## WRITTEN TASK
Repeat the entries that follow verbatim, without any of their pictures.
::::::
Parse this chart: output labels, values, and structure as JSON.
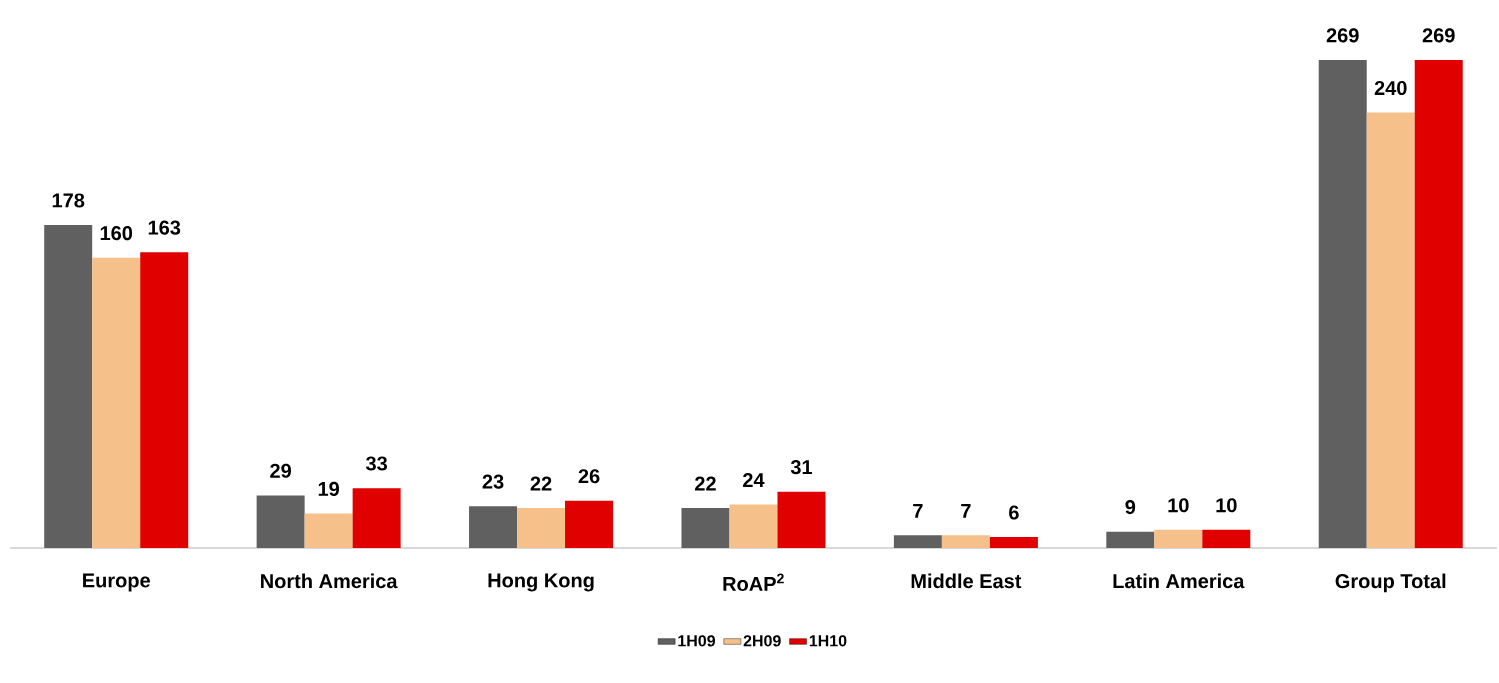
{
  "chart_data": {
    "type": "bar",
    "categories": [
      "Europe",
      "North America",
      "Hong Kong",
      "RoAP$^{2}$",
      "Middle East",
      "Latin America",
      "Group Total"
    ],
    "series": [
      {
        "name": "1H09",
        "color": "#606060",
        "values": [
          178,
          29,
          23,
          22,
          7,
          9,
          269
        ]
      },
      {
        "name": "2H09",
        "color": "#f5c08a",
        "values": [
          160,
          19,
          22,
          24,
          7,
          10,
          240
        ]
      },
      {
        "name": "1H10",
        "color": "#e00000",
        "values": [
          163,
          33,
          26,
          31,
          6,
          10,
          269
        ]
      }
    ],
    "ylim": [
      0,
      269
    ],
    "data_labels": true,
    "legend": "bottom"
  }
}
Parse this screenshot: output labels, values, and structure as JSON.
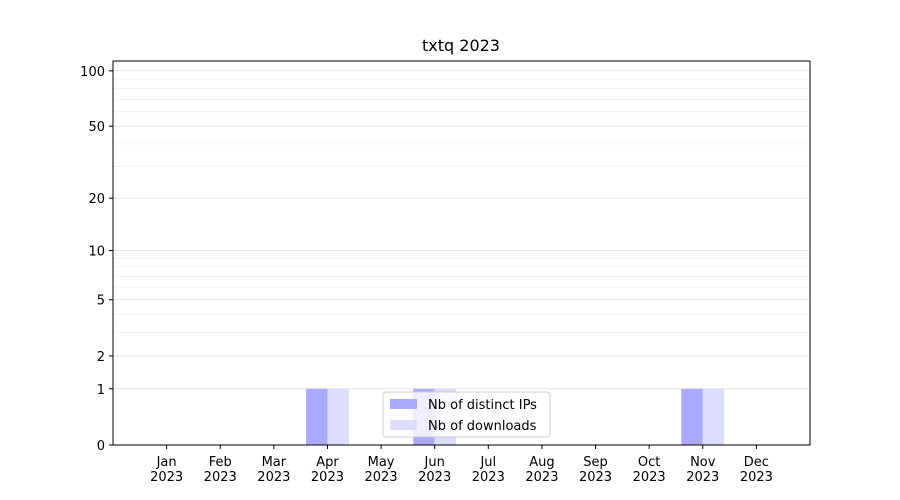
{
  "chart_data": {
    "type": "bar",
    "title": "txtq 2023",
    "categories": [
      "Jan\n2023",
      "Feb\n2023",
      "Mar\n2023",
      "Apr\n2023",
      "May\n2023",
      "Jun\n2023",
      "Jul\n2023",
      "Aug\n2023",
      "Sep\n2023",
      "Oct\n2023",
      "Nov\n2023",
      "Dec\n2023"
    ],
    "series": [
      {
        "name": "Nb of distinct IPs",
        "color": "#aaaaff",
        "values": [
          0,
          0,
          0,
          1,
          0,
          1,
          0,
          0,
          0,
          0,
          1,
          0
        ]
      },
      {
        "name": "Nb of downloads",
        "color": "#ddddff",
        "values": [
          0,
          0,
          0,
          1,
          0,
          1,
          0,
          0,
          0,
          0,
          1,
          0
        ]
      }
    ],
    "yscale": "log1p",
    "ylim": [
      0,
      113
    ],
    "yticks": [
      0,
      1,
      2,
      5,
      10,
      20,
      50,
      100
    ],
    "yminorticks": [
      3,
      4,
      6,
      7,
      8,
      9,
      30,
      40,
      60,
      70,
      80,
      90
    ],
    "grid": true,
    "legend": "lower center"
  }
}
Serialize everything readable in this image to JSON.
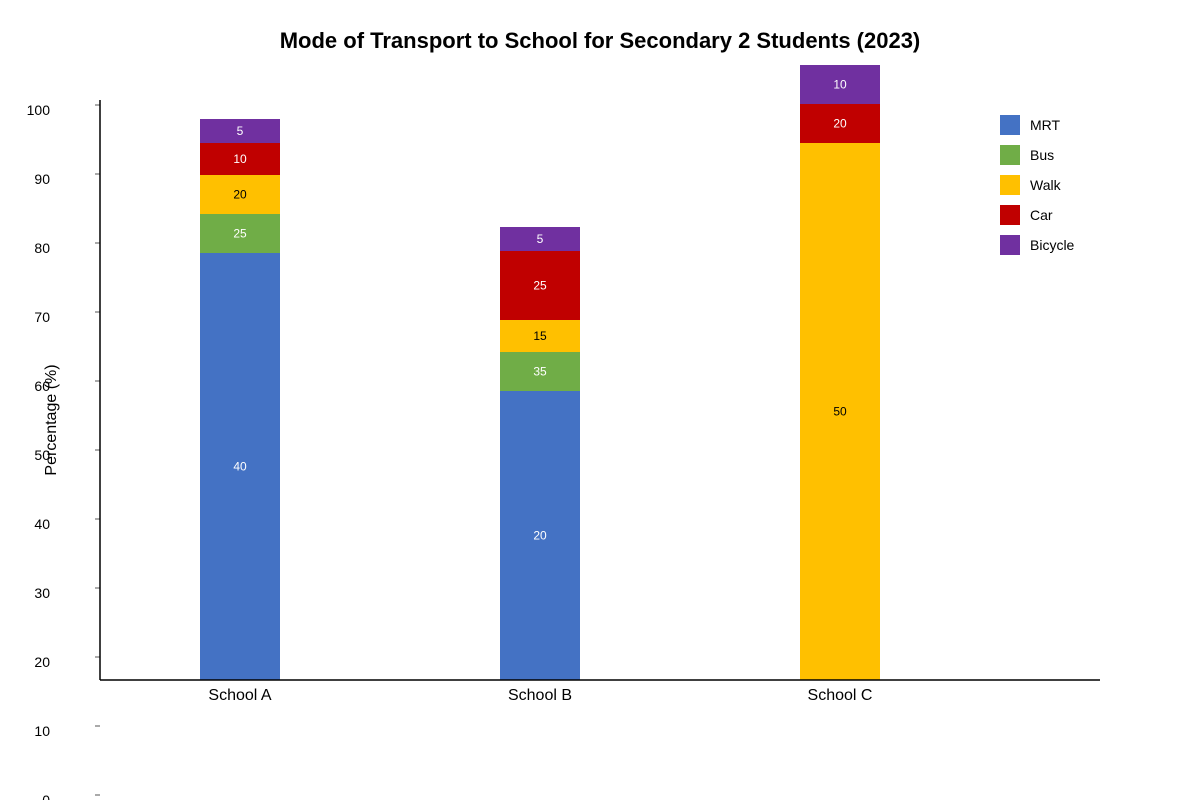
{
  "chart_data": {
    "type": "bar",
    "stacked": true,
    "title": "Mode of Transport to School for Secondary 2 Students (2023)",
    "xlabel": "",
    "ylabel": "Percentage (%)",
    "categories": [
      "School A",
      "School B",
      "School C"
    ],
    "y_ticks": [
      0,
      10,
      20,
      30,
      40,
      50,
      60,
      70,
      80,
      90,
      100
    ],
    "series": [
      {
        "name": "MRT",
        "color": "#4472C4",
        "values": [
          40,
          20,
          0
        ]
      },
      {
        "name": "Bus",
        "color": "#70AD47",
        "values": [
          25,
          35,
          0
        ]
      },
      {
        "name": "Walk",
        "color": "#FFC000",
        "values": [
          20,
          15,
          50
        ]
      },
      {
        "name": "Car",
        "color": "#C00000",
        "values": [
          10,
          25,
          20
        ]
      },
      {
        "name": "Bicycle",
        "color": "#7030A0",
        "values": [
          5,
          5,
          10
        ]
      }
    ],
    "legend": "right"
  }
}
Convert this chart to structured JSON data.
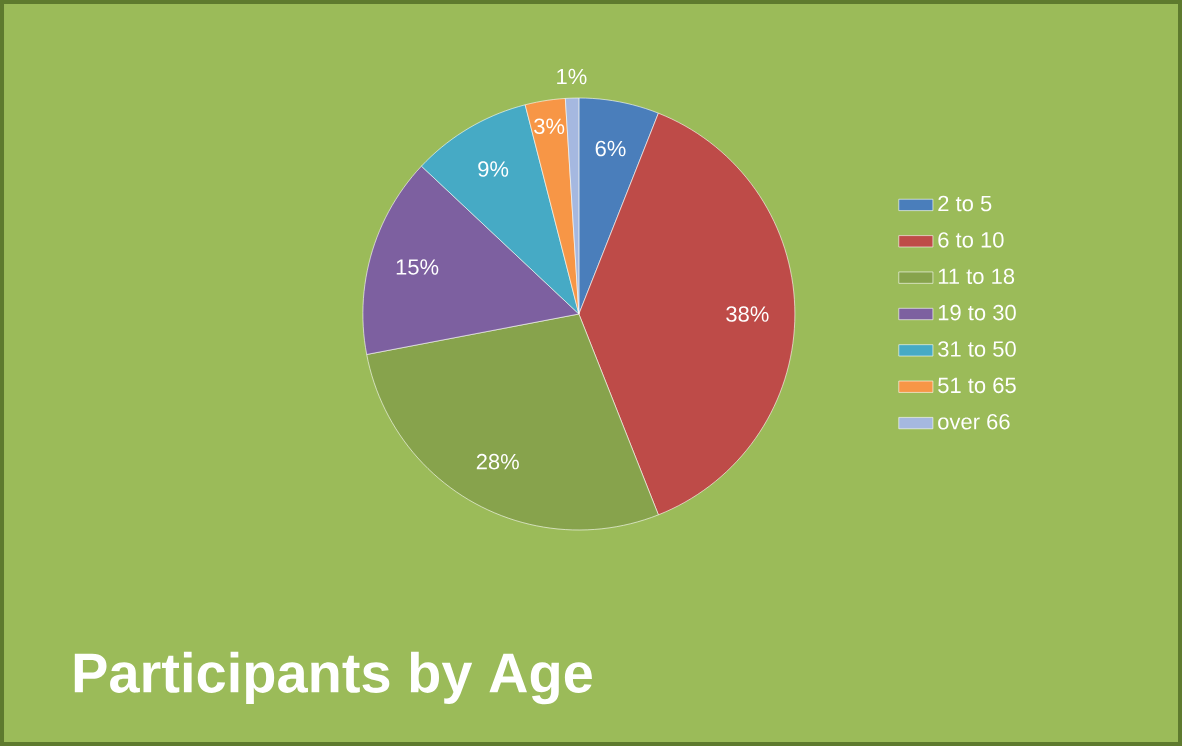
{
  "chart_data": {
    "type": "pie",
    "title": "Participants by Age",
    "categories": [
      "2 to 5",
      "6 to 10",
      "11 to 18",
      "19 to 30",
      "31 to 50",
      "51 to 65",
      "over 66"
    ],
    "values": [
      6,
      38,
      28,
      15,
      9,
      3,
      1
    ],
    "value_labels": [
      "6%",
      "38%",
      "28%",
      "15%",
      "9%",
      "3%",
      "1%"
    ],
    "colors": [
      "#4a7ebb",
      "#be4b48",
      "#87a34c",
      "#7d60a0",
      "#46aac5",
      "#f79646",
      "#a5b8e0"
    ],
    "legend": "right"
  }
}
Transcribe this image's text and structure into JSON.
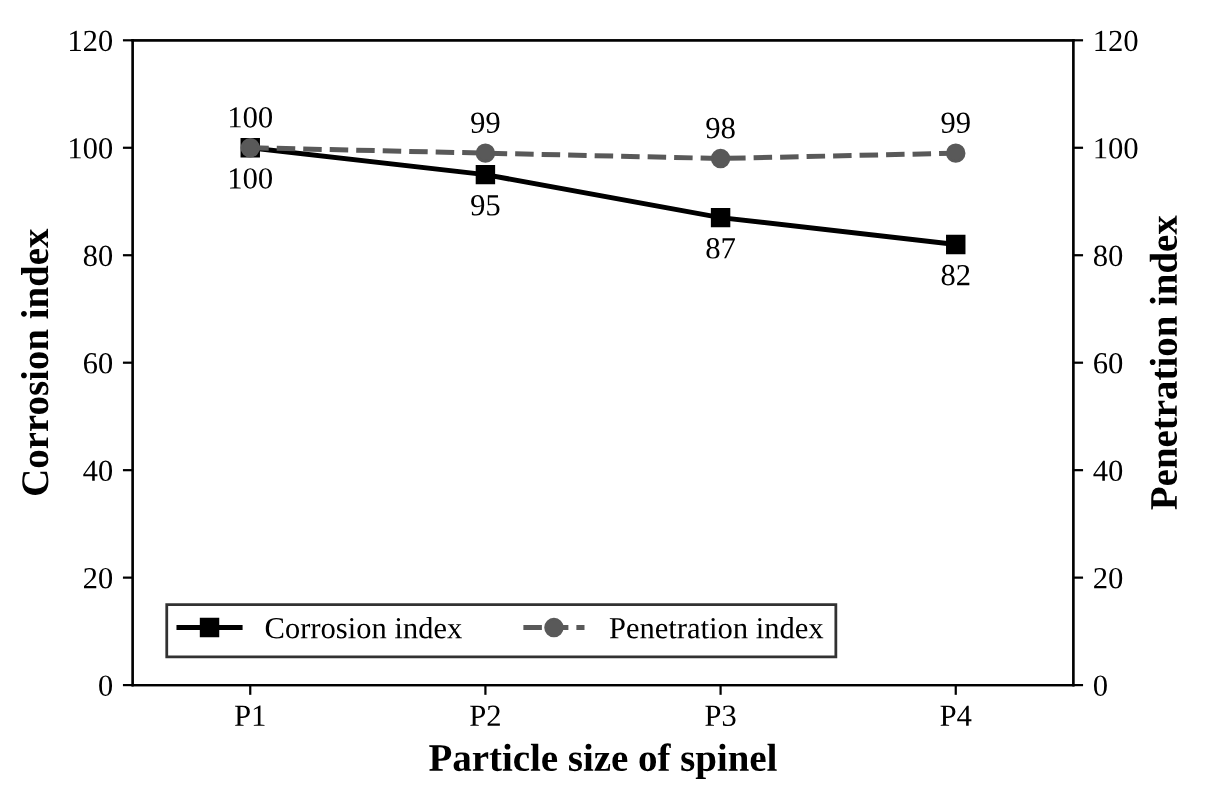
{
  "chart_data": {
    "type": "line",
    "xlabel": "Particle size of spinel",
    "ylabel": "Corrosion index",
    "y2label": "Penetration index",
    "categories": [
      "P1",
      "P2",
      "P3",
      "P4"
    ],
    "series": [
      {
        "name": "Corrosion index",
        "color": "#000000",
        "values": [
          100,
          95,
          87,
          82
        ],
        "marker": "square",
        "line_style": "solid"
      },
      {
        "name": "Penetration index",
        "color": "#595959",
        "values": [
          100,
          99,
          98,
          99
        ],
        "marker": "circle",
        "line_style": "dashed",
        "axis": "y2"
      }
    ],
    "ylim": [
      0,
      120
    ],
    "yticks": [
      0,
      20,
      40,
      60,
      80,
      100,
      120
    ],
    "y2lim": [
      0,
      120
    ],
    "y2ticks": [
      0,
      20,
      40,
      60,
      80,
      100,
      120
    ],
    "data_labels": true,
    "grid": false,
    "legend": "bottom left"
  }
}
::::::
## CORRECT ANSWER
Parse this chart: output labels, values, and structure as JSON.
{
  "chart_data": {
    "type": "bar",
    "categories": [
      "Europe",
      "North America",
      "Hong Kong",
      "RoAP$^{2}$",
      "Middle East",
      "Latin America",
      "Group Total"
    ],
    "series": [
      {
        "name": "1H09",
        "color": "#606060",
        "values": [
          178,
          29,
          23,
          22,
          7,
          9,
          269
        ]
      },
      {
        "name": "2H09",
        "color": "#f5c08a",
        "values": [
          160,
          19,
          22,
          24,
          7,
          10,
          240
        ]
      },
      {
        "name": "1H10",
        "color": "#e00000",
        "values": [
          163,
          33,
          26,
          31,
          6,
          10,
          269
        ]
      }
    ],
    "ylim": [
      0,
      269
    ],
    "data_labels": true,
    "legend": "bottom"
  }
}
Parse this screenshot: output labels, values, and structure as JSON.
{
  "chart_data": {
    "type": "bar",
    "title": "txtq 2023",
    "categories": [
      "Jan\n2023",
      "Feb\n2023",
      "Mar\n2023",
      "Apr\n2023",
      "May\n2023",
      "Jun\n2023",
      "Jul\n2023",
      "Aug\n2023",
      "Sep\n2023",
      "Oct\n2023",
      "Nov\n2023",
      "Dec\n2023"
    ],
    "series": [
      {
        "name": "Nb of distinct IPs",
        "color": "#aaaaff",
        "values": [
          0,
          0,
          0,
          1,
          0,
          1,
          0,
          0,
          0,
          0,
          1,
          0
        ]
      },
      {
        "name": "Nb of downloads",
        "color": "#ddddff",
        "values": [
          0,
          0,
          0,
          1,
          0,
          1,
          0,
          0,
          0,
          0,
          1,
          0
        ]
      }
    ],
    "yscale": "log1p",
    "ylim": [
      0,
      113
    ],
    "yticks": [
      0,
      1,
      2,
      5,
      10,
      20,
      50,
      100
    ],
    "yminorticks": [
      3,
      4,
      6,
      7,
      8,
      9,
      30,
      40,
      60,
      70,
      80,
      90
    ],
    "grid": true,
    "legend": "lower center"
  }
}
Serialize everything readable in this image to JSON.
{
  "chart_data": {
    "type": "bar",
    "stacked": true,
    "title": "Mode of Transport to School for Secondary 2 Students (2023)",
    "xlabel": "",
    "ylabel": "Percentage (%)",
    "categories": [
      "School A",
      "School B",
      "School C"
    ],
    "y_ticks": [
      0,
      10,
      20,
      30,
      40,
      50,
      60,
      70,
      80,
      90,
      100
    ],
    "series": [
      {
        "name": "MRT",
        "color": "#4472C4",
        "values": [
          40,
          20,
          0
        ]
      },
      {
        "name": "Bus",
        "color": "#70AD47",
        "values": [
          25,
          35,
          0
        ]
      },
      {
        "name": "Walk",
        "color": "#FFC000",
        "values": [
          20,
          15,
          50
        ]
      },
      {
        "name": "Car",
        "color": "#C00000",
        "values": [
          10,
          25,
          20
        ]
      },
      {
        "name": "Bicycle",
        "color": "#7030A0",
        "values": [
          5,
          5,
          10
        ]
      }
    ],
    "legend": "right"
  }
}
Convert this chart to structured JSON data.
{
  "chart_data": {
    "type": "pie",
    "title": "Participants by Age",
    "categories": [
      "2 to 5",
      "6 to 10",
      "11 to 18",
      "19 to 30",
      "31 to 50",
      "51 to 65",
      "over 66"
    ],
    "values": [
      6,
      38,
      28,
      15,
      9,
      3,
      1
    ],
    "value_labels": [
      "6%",
      "38%",
      "28%",
      "15%",
      "9%",
      "3%",
      "1%"
    ],
    "colors": [
      "#4a7ebb",
      "#be4b48",
      "#87a34c",
      "#7d60a0",
      "#46aac5",
      "#f79646",
      "#a5b8e0"
    ],
    "legend": "right"
  }
}
Transcribe this image's text and structure into JSON.
{
  "chart_data": {
    "type": "line",
    "xlabel": "Particle size of spinel",
    "ylabel": "Corrosion index",
    "y2label": "Penetration index",
    "categories": [
      "P1",
      "P2",
      "P3",
      "P4"
    ],
    "series": [
      {
        "name": "Corrosion index",
        "color": "#000000",
        "values": [
          100,
          95,
          87,
          82
        ],
        "marker": "square",
        "line_style": "solid"
      },
      {
        "name": "Penetration index",
        "color": "#595959",
        "values": [
          100,
          99,
          98,
          99
        ],
        "marker": "circle",
        "line_style": "dashed",
        "axis": "y2"
      }
    ],
    "ylim": [
      0,
      120
    ],
    "yticks": [
      0,
      20,
      40,
      60,
      80,
      100,
      120
    ],
    "y2lim": [
      0,
      120
    ],
    "y2ticks": [
      0,
      20,
      40,
      60,
      80,
      100,
      120
    ],
    "data_labels": true,
    "grid": false,
    "legend": "bottom left"
  }
}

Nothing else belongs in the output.